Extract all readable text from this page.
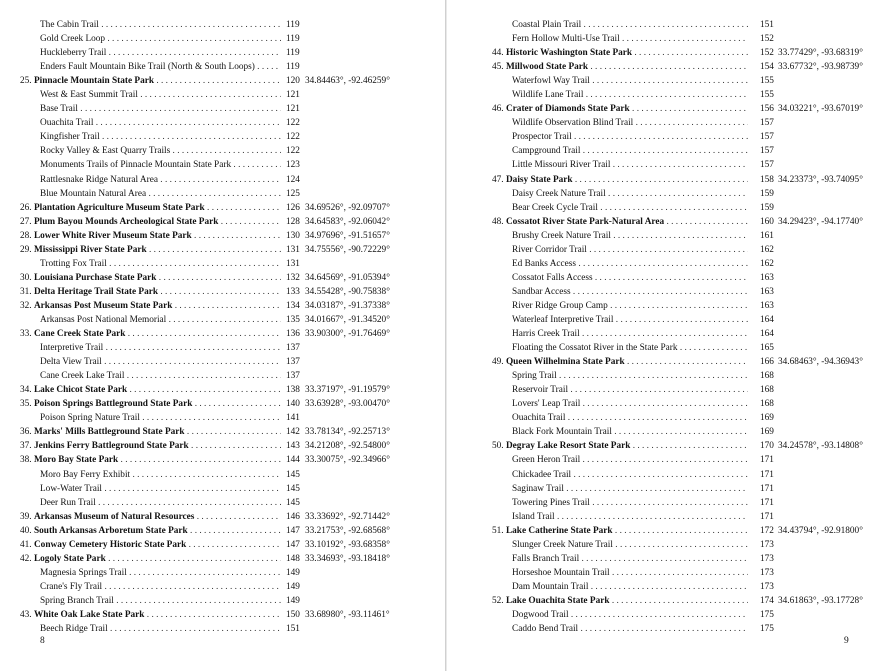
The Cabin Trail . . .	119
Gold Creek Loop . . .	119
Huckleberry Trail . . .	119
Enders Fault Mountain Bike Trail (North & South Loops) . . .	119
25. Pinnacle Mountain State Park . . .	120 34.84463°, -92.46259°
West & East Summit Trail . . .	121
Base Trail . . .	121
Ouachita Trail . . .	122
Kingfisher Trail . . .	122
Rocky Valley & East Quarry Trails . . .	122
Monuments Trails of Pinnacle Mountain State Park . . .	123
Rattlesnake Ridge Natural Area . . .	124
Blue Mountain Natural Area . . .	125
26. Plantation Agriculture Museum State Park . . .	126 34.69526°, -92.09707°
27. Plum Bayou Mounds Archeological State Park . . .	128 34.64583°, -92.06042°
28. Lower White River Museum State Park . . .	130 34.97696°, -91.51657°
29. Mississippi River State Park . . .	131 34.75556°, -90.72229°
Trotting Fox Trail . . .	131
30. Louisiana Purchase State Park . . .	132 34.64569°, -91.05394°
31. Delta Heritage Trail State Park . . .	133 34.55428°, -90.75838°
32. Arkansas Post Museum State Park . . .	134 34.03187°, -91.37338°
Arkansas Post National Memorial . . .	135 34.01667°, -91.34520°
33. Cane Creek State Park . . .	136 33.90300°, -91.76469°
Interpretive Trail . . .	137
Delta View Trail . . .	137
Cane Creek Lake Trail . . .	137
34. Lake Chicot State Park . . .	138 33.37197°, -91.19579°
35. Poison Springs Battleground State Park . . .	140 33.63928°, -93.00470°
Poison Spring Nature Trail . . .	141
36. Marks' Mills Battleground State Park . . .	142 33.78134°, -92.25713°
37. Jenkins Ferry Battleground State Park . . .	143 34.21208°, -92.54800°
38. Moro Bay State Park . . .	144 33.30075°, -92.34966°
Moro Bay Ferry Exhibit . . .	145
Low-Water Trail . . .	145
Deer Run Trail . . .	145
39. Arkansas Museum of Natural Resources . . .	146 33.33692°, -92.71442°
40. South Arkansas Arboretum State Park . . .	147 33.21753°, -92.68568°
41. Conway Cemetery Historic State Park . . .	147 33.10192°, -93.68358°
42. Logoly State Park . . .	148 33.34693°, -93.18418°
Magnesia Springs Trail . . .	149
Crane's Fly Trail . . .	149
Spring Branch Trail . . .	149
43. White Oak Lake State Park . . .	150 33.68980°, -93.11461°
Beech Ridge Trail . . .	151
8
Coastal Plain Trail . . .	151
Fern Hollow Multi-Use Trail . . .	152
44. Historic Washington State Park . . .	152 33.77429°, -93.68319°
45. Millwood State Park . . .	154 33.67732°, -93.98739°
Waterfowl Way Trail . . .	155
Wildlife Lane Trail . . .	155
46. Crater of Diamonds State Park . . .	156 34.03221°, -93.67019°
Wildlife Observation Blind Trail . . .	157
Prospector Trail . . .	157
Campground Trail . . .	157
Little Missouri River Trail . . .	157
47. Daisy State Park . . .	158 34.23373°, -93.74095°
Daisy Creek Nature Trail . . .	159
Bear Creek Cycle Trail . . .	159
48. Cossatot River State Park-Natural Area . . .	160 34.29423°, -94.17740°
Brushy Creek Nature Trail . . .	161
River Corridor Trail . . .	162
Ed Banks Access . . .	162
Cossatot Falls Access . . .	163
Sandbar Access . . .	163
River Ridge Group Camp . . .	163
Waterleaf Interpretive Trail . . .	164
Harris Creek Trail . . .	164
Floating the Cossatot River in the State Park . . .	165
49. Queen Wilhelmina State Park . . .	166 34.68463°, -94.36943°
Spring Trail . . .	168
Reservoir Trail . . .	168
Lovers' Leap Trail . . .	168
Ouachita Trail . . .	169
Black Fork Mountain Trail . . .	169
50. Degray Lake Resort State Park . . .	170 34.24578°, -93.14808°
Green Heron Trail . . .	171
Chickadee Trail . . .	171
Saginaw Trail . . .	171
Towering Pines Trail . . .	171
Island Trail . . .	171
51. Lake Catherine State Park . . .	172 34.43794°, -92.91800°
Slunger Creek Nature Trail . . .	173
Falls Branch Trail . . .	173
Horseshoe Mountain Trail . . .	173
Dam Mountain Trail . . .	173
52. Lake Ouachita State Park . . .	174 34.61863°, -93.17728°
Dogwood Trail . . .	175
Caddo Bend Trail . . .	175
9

════

◆ **Aim of the exercise**:
Could you reproduce every record above exactly, leaving out the pictures?

◆ **In response**:
Extract all readable text from this page.
The Cabin Trail . . .	119
Gold Creek Loop . . .	119
Huckleberry Trail . . .	119
Enders Fault Mountain Bike Trail (North & South Loops) . . .	119
25. Pinnacle Mountain State Park . . .	120 34.84463°, -92.46259°
West & East Summit Trail . . .	121
Base Trail . . .	121
Ouachita Trail . . .	122
Kingfisher Trail . . .	122
Rocky Valley & East Quarry Trails . . .	122
Monuments Trails of Pinnacle Mountain State Park . . .	123
Rattlesnake Ridge Natural Area . . .	124
Blue Mountain Natural Area . . .	125
26. Plantation Agriculture Museum State Park . . .	126 34.69526°, -92.09707°
27. Plum Bayou Mounds Archeological State Park . . .	128 34.64583°, -92.06042°
28. Lower White River Museum State Park . . .	130 34.97696°, -91.51657°
29. Mississippi River State Park . . .	131 34.75556°, -90.72229°
Trotting Fox Trail . . .	131
30. Louisiana Purchase State Park . . .	132 34.64569°, -91.05394°
31. Delta Heritage Trail State Park . . .	133 34.55428°, -90.75838°
32. Arkansas Post Museum State Park . . .	134 34.03187°, -91.37338°
Arkansas Post National Memorial . . .	135 34.01667°, -91.34520°
33. Cane Creek State Park . . .	136 33.90300°, -91.76469°
Interpretive Trail . . .	137
Delta View Trail . . .	137
Cane Creek Lake Trail . . .	137
34. Lake Chicot State Park . . .	138 33.37197°, -91.19579°
35. Poison Springs Battleground State Park . . .	140 33.63928°, -93.00470°
Poison Spring Nature Trail . . .	141
36. Marks' Mills Battleground State Park . . .	142 33.78134°, -92.25713°
37. Jenkins Ferry Battleground State Park . . .	143 34.21208°, -92.54800°
38. Moro Bay State Park . . .	144 33.30075°, -92.34966°
Moro Bay Ferry Exhibit . . .	145
Low-Water Trail . . .	145
Deer Run Trail . . .	145
39. Arkansas Museum of Natural Resources . . .	146 33.33692°, -92.71442°
40. South Arkansas Arboretum State Park . . .	147 33.21753°, -92.68568°
41. Conway Cemetery Historic State Park . . .	147 33.10192°, -93.68358°
42. Logoly State Park . . .	148 33.34693°, -93.18418°
Magnesia Springs Trail . . .	149
Crane's Fly Trail . . .	149
Spring Branch Trail . . .	149
43. White Oak Lake State Park . . .	150 33.68980°, -93.11461°
Beech Ridge Trail . . .	151
8
Coastal Plain Trail . . .	151
Fern Hollow Multi-Use Trail . . .	152
44. Historic Washington State Park . . .	152 33.77429°, -93.68319°
45. Millwood State Park . . .	154 33.67732°, -93.98739°
Waterfowl Way Trail . . .	155
Wildlife Lane Trail . . .	155
46. Crater of Diamonds State Park . . .	156 34.03221°, -93.67019°
Wildlife Observation Blind Trail . . .	157
Prospector Trail . . .	157
Campground Trail . . .	157
Little Missouri River Trail . . .	157
47. Daisy State Park . . .	158 34.23373°, -93.74095°
Daisy Creek Nature Trail . . .	159
Bear Creek Cycle Trail . . .	159
48. Cossatot River State Park-Natural Area . . .	160 34.29423°, -94.17740°
Brushy Creek Nature Trail . . .	161
River Corridor Trail . . .	162
Ed Banks Access . . .	162
Cossatot Falls Access . . .	163
Sandbar Access . . .	163
River Ridge Group Camp . . .	163
Waterleaf Interpretive Trail . . .	164
Harris Creek Trail . . .	164
Floating the Cossatot River in the State Park . . .	165
49. Queen Wilhelmina State Park . . .	166 34.68463°, -94.36943°
Spring Trail . . .	168
Reservoir Trail . . .	168
Lovers' Leap Trail . . .	168
Ouachita Trail . . .	169
Black Fork Mountain Trail . . .	169
50. Degray Lake Resort State Park . . .	170 34.24578°, -93.14808°
Green Heron Trail . . .	171
Chickadee Trail . . .	171
Saginaw Trail . . .	171
Towering Pines Trail . . .	171
Island Trail . . .	171
51. Lake Catherine State Park . . .	172 34.43794°, -92.91800°
Slunger Creek Nature Trail . . .	173
Falls Branch Trail . . .	173
Horseshoe Mountain Trail . . .	173
Dam Mountain Trail . . .	173
52. Lake Ouachita State Park . . .	174 34.61863°, -93.17728°
Dogwood Trail . . .	175
Caddo Bend Trail . . .	175
9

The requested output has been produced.